+++ RECORDS PROVIDED +++

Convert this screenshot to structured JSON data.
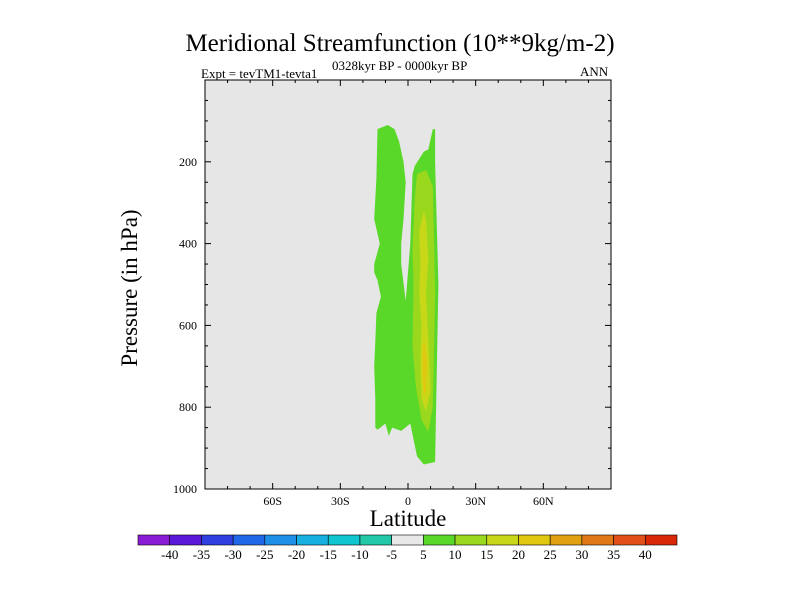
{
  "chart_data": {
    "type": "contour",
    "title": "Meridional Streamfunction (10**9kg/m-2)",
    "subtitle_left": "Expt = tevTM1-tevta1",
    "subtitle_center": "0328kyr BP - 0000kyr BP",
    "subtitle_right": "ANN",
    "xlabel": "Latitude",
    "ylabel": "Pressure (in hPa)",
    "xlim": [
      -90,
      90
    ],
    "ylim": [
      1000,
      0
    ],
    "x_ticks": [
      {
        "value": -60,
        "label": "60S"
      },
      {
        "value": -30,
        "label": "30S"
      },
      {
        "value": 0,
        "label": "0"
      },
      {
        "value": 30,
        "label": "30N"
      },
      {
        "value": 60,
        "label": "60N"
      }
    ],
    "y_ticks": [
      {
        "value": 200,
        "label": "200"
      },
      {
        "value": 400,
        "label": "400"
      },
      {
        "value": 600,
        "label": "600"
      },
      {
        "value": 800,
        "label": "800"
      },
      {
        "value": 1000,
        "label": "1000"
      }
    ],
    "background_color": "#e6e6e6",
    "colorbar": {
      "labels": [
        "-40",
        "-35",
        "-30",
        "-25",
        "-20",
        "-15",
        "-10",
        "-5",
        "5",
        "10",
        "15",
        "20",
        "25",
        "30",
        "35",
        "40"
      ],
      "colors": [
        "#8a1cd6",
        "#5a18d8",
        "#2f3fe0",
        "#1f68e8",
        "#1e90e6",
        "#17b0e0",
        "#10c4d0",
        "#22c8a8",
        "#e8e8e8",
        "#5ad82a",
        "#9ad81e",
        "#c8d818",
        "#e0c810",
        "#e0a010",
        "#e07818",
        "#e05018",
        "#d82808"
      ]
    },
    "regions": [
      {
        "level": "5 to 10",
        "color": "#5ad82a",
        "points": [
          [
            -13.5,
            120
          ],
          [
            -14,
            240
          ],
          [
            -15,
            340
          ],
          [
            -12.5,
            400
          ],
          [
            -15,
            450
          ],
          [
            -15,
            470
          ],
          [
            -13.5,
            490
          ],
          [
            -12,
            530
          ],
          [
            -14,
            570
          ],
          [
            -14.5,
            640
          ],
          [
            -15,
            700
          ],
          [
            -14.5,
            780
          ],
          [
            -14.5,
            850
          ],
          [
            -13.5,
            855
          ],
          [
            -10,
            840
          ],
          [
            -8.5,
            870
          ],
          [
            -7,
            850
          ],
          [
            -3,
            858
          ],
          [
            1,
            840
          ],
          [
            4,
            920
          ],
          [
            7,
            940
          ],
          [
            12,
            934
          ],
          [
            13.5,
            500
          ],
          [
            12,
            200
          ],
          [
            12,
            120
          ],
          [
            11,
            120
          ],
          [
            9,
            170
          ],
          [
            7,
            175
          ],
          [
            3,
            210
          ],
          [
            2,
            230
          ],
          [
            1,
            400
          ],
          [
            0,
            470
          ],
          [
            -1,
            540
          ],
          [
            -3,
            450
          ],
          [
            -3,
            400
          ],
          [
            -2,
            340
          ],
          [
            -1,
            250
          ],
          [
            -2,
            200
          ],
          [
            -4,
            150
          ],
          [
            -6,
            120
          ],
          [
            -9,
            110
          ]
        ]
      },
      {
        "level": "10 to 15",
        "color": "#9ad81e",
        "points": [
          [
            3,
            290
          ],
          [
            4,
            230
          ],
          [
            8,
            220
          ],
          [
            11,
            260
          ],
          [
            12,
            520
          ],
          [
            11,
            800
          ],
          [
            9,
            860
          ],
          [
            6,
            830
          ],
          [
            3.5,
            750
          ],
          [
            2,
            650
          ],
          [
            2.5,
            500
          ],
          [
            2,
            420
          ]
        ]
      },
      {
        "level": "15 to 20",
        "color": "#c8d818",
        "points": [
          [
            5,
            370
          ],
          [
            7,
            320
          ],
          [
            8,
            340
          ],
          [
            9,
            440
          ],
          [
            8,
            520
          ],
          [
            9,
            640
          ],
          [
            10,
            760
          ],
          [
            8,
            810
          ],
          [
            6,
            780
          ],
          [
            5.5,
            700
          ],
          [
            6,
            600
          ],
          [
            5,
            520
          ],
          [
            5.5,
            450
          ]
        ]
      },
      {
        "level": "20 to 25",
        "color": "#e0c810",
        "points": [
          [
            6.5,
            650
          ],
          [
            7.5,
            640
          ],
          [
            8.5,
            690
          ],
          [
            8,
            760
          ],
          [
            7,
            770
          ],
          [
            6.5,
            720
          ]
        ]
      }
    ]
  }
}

+++
+++ RECORDS PROVIDED +++

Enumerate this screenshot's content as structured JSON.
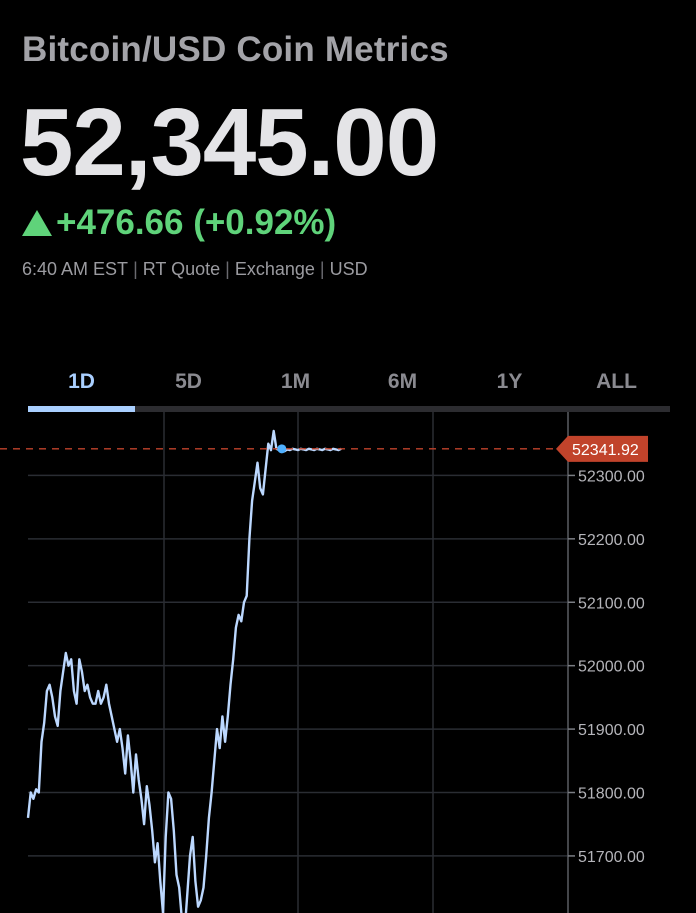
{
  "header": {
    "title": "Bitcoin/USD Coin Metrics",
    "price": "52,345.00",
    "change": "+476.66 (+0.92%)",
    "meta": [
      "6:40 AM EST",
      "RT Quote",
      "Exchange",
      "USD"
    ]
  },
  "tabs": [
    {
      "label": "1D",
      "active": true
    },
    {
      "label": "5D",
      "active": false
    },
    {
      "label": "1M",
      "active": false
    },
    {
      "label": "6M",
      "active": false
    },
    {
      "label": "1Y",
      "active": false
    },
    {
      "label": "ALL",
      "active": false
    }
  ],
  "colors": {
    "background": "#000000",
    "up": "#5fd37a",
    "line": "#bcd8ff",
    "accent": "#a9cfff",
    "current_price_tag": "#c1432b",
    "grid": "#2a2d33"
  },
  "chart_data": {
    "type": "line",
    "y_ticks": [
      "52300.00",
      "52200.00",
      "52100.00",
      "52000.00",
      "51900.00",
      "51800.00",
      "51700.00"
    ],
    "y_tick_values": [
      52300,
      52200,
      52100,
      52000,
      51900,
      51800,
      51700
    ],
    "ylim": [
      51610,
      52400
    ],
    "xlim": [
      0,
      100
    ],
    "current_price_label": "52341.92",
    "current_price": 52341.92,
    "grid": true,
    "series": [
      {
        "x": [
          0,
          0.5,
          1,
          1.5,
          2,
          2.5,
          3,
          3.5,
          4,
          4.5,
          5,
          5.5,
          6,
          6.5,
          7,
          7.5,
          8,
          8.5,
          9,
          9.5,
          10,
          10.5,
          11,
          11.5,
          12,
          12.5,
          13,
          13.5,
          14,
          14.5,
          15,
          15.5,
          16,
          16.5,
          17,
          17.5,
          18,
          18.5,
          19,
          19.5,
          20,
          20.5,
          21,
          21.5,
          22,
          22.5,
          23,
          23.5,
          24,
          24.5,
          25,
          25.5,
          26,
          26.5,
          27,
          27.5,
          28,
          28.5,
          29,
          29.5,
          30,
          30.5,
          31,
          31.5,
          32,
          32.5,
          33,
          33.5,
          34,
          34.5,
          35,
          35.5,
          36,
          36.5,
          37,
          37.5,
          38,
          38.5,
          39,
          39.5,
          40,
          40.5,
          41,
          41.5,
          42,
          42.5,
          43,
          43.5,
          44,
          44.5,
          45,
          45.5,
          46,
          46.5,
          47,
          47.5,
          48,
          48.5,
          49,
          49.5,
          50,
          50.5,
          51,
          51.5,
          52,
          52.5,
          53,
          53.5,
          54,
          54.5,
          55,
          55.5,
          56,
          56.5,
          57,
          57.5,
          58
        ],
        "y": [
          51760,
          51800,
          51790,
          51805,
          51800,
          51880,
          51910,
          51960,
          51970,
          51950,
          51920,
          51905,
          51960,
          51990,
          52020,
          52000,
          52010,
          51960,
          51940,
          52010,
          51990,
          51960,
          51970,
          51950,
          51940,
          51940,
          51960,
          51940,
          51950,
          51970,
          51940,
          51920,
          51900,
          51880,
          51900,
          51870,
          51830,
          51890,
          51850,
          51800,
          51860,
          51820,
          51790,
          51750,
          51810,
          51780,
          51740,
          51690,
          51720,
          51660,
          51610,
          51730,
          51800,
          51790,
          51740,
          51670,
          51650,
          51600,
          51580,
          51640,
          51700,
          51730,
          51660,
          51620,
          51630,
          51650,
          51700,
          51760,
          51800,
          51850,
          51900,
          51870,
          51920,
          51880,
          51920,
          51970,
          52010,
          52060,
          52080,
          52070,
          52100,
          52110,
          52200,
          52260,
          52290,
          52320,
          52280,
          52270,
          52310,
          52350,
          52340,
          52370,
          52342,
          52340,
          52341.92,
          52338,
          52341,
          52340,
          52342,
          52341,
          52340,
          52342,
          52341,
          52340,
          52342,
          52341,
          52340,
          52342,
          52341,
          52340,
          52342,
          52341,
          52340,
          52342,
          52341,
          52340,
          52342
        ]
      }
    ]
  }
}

+++

• [PROBLEM REQUIREMENTS]
Show all lines from the data above in which the word "JSON" appears.

• [PROBLEM SOLUTION]
Convert this screenshot to structured JSON data.
Enumerate this screenshot's content as structured JSON.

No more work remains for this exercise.